::: Provided entries :::

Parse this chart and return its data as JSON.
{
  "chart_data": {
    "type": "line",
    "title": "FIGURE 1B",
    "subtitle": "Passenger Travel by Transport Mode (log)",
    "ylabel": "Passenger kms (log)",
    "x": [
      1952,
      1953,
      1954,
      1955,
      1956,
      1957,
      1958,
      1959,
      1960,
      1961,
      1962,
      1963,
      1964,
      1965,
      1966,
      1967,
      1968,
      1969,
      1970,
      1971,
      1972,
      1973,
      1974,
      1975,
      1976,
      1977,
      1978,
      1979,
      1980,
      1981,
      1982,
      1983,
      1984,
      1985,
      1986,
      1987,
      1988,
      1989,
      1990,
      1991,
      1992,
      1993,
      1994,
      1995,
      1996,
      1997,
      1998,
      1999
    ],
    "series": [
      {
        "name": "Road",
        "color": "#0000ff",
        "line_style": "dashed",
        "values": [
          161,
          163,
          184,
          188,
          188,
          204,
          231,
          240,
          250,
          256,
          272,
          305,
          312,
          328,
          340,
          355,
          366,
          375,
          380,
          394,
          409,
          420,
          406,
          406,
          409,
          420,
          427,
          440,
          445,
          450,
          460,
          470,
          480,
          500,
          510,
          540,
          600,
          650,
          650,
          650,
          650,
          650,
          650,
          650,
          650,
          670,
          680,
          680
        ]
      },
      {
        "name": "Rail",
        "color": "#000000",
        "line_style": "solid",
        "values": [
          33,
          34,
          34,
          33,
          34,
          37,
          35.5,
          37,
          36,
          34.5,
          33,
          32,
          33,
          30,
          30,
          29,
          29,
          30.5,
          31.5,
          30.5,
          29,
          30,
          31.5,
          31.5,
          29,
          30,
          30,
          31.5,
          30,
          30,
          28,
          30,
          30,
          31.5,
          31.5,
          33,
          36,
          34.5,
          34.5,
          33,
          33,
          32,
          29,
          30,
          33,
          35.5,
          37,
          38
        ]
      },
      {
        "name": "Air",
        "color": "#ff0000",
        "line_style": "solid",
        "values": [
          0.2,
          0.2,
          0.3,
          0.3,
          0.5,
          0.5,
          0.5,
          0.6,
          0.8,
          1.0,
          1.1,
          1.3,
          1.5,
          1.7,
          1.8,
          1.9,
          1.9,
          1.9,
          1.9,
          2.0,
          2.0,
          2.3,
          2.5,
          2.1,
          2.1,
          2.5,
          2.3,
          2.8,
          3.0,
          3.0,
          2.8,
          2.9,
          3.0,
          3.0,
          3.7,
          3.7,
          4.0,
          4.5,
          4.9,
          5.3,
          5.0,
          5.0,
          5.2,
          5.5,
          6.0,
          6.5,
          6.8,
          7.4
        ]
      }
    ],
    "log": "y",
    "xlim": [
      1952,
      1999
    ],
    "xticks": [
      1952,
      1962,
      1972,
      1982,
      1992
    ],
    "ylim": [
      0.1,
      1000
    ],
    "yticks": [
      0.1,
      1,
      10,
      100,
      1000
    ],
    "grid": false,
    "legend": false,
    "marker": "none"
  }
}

:::
::: Provided entries :::

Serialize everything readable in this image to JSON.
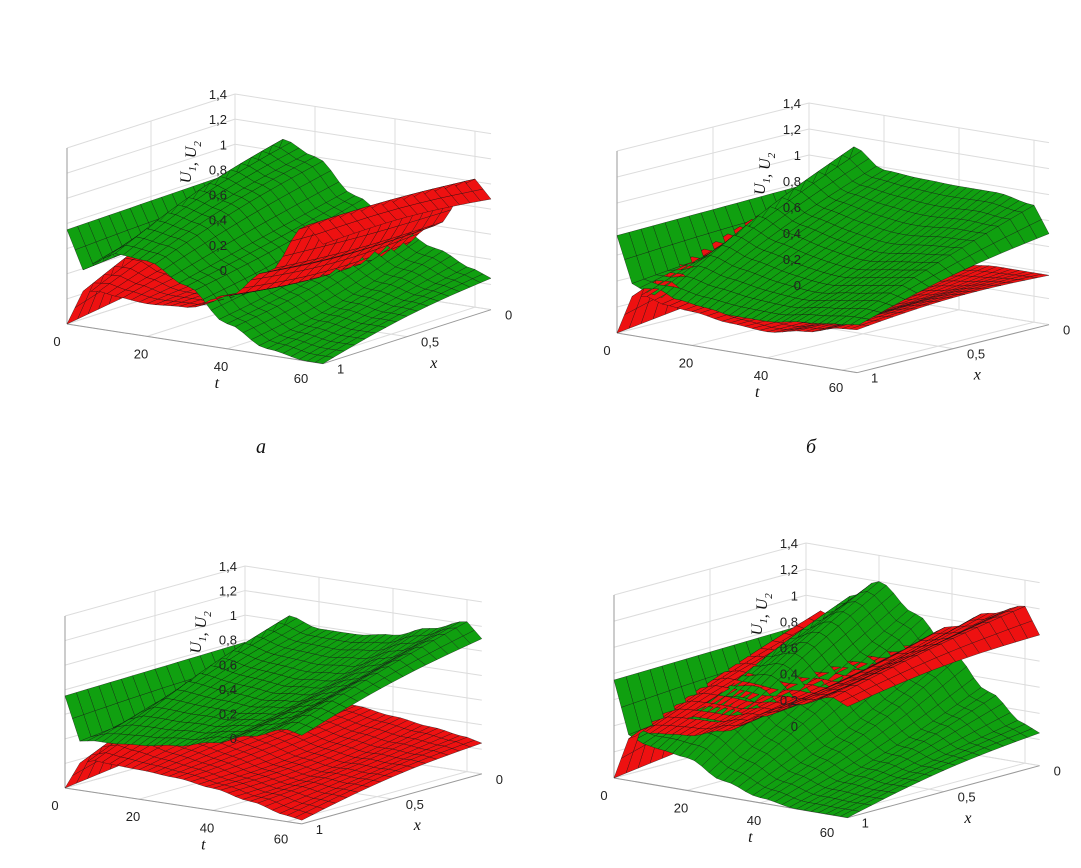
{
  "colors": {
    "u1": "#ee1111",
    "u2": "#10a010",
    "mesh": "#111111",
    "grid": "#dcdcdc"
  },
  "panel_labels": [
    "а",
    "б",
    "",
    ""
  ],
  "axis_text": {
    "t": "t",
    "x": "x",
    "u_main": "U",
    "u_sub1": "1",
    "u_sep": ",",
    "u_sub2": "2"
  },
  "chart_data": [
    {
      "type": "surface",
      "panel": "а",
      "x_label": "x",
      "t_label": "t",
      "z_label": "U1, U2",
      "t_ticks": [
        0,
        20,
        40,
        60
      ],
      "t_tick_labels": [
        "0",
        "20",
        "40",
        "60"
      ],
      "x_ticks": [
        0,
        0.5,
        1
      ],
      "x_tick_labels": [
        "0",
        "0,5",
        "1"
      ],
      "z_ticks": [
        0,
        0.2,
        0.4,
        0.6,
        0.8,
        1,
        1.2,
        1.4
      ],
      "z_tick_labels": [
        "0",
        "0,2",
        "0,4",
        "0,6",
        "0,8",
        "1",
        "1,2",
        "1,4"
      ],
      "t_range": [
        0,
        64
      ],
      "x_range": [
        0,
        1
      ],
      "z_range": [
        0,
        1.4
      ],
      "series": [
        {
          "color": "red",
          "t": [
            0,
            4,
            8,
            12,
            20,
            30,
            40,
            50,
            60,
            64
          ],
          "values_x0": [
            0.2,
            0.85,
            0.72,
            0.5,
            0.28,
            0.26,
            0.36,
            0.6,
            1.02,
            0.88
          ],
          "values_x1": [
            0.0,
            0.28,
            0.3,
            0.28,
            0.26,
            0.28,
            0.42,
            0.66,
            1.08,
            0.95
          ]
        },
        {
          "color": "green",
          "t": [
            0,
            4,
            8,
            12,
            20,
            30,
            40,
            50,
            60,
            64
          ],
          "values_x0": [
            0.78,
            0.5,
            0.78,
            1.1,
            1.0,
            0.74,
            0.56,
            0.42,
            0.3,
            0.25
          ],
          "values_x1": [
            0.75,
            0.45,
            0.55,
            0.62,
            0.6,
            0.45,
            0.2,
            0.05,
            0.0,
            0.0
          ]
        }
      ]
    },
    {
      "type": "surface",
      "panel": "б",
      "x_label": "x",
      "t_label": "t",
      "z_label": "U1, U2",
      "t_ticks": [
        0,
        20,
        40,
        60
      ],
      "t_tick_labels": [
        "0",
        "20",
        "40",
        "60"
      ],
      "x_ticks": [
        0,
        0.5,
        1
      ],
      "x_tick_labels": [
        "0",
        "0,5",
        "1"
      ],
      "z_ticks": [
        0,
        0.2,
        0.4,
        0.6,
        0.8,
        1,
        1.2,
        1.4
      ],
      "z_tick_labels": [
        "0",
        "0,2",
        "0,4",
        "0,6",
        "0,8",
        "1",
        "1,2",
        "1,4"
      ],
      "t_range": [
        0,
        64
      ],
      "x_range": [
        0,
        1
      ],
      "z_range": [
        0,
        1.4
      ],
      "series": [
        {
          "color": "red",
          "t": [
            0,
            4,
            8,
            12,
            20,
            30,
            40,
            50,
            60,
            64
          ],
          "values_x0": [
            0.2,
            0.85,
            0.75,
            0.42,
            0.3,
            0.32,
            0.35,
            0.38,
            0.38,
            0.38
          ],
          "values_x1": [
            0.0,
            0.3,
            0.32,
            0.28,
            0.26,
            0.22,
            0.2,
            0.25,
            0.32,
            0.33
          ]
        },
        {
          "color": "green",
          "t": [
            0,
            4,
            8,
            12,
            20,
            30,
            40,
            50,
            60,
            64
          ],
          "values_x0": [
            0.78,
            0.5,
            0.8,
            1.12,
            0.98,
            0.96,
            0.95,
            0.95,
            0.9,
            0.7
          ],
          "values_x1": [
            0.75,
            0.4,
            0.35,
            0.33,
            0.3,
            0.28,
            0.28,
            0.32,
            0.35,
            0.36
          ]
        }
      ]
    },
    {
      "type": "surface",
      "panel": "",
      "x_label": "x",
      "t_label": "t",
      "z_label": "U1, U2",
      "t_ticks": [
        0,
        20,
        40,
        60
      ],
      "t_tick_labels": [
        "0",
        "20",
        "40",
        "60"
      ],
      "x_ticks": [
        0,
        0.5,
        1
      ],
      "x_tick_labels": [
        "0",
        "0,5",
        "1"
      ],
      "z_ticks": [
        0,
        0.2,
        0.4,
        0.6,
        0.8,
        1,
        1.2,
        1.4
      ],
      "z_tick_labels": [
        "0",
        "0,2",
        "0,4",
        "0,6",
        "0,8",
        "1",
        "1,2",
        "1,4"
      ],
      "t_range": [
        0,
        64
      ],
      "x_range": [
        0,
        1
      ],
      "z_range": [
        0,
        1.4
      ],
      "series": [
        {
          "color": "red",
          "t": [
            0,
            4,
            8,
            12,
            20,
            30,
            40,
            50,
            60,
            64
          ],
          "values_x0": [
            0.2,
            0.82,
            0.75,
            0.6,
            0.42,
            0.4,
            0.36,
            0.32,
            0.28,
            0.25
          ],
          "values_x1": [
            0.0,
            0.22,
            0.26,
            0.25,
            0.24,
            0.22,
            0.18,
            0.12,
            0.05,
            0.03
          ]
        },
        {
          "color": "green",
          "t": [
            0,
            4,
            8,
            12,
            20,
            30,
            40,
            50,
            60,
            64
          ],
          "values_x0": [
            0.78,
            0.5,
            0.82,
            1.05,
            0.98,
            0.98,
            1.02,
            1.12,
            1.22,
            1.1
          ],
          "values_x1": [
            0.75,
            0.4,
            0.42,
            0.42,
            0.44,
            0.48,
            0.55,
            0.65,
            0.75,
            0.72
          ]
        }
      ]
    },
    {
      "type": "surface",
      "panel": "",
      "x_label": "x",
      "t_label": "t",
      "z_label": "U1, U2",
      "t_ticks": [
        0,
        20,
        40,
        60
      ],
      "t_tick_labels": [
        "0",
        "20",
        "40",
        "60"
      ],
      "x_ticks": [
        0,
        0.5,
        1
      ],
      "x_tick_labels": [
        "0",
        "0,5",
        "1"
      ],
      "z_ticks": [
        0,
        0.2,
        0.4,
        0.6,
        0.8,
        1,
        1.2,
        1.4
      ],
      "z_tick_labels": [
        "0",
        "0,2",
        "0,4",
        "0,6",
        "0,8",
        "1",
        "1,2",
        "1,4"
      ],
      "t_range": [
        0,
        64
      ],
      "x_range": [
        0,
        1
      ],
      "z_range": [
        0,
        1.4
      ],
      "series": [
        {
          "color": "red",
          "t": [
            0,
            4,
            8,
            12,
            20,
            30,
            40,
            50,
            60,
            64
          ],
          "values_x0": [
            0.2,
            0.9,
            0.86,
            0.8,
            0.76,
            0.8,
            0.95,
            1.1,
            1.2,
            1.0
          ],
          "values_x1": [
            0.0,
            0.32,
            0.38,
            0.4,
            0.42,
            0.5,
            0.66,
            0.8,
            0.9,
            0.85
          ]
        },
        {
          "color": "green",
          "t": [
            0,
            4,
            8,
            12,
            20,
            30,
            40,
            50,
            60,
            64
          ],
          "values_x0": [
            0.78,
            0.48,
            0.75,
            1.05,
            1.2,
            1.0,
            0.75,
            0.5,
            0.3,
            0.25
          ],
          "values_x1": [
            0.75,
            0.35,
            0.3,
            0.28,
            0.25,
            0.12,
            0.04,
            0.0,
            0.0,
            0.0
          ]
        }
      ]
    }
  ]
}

:::
::: Provided entries :::

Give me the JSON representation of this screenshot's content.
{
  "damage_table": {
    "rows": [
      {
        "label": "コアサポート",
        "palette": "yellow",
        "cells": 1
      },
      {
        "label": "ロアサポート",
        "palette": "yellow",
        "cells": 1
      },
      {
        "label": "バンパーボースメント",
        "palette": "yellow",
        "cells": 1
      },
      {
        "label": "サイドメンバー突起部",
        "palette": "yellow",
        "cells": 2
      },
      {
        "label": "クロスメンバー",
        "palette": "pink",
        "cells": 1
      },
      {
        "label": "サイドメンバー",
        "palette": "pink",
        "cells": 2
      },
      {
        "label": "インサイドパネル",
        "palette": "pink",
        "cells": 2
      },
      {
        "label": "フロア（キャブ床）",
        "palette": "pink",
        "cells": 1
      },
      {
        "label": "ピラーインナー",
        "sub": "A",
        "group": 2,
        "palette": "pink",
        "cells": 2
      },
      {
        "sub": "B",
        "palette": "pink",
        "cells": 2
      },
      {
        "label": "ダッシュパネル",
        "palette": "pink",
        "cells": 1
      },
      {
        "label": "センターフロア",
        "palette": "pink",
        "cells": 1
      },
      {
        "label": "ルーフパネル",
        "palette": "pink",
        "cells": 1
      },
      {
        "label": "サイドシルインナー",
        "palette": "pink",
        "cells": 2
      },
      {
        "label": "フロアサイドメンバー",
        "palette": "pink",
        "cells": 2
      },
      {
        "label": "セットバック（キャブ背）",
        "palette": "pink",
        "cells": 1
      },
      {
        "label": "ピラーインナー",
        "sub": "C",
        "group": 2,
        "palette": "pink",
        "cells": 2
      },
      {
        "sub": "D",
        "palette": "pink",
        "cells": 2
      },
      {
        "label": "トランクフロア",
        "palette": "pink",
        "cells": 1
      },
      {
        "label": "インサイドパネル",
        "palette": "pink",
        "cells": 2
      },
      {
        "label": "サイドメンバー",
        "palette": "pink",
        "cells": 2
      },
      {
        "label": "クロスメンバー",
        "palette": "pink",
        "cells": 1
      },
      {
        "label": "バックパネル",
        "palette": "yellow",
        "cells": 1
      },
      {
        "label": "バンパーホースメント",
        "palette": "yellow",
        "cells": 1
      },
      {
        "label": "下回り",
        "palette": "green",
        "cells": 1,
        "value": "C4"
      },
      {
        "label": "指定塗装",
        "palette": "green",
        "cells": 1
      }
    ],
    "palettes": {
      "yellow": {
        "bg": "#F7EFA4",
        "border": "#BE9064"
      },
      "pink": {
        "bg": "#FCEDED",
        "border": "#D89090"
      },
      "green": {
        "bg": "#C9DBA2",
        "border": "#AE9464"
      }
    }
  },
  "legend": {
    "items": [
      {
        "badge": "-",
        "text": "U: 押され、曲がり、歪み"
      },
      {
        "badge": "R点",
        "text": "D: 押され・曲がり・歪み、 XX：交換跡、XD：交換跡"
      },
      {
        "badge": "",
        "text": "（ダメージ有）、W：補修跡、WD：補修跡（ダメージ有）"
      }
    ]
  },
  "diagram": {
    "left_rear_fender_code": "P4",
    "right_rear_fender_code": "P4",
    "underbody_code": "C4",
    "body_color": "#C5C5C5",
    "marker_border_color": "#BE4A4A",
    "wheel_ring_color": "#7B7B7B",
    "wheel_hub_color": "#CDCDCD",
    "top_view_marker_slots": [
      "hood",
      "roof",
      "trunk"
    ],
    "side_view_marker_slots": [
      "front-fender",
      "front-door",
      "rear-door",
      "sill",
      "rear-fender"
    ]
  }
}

:::

### Problem to work on
Give only the number of lines in the data that include the string "Passenger".

### Completed task
2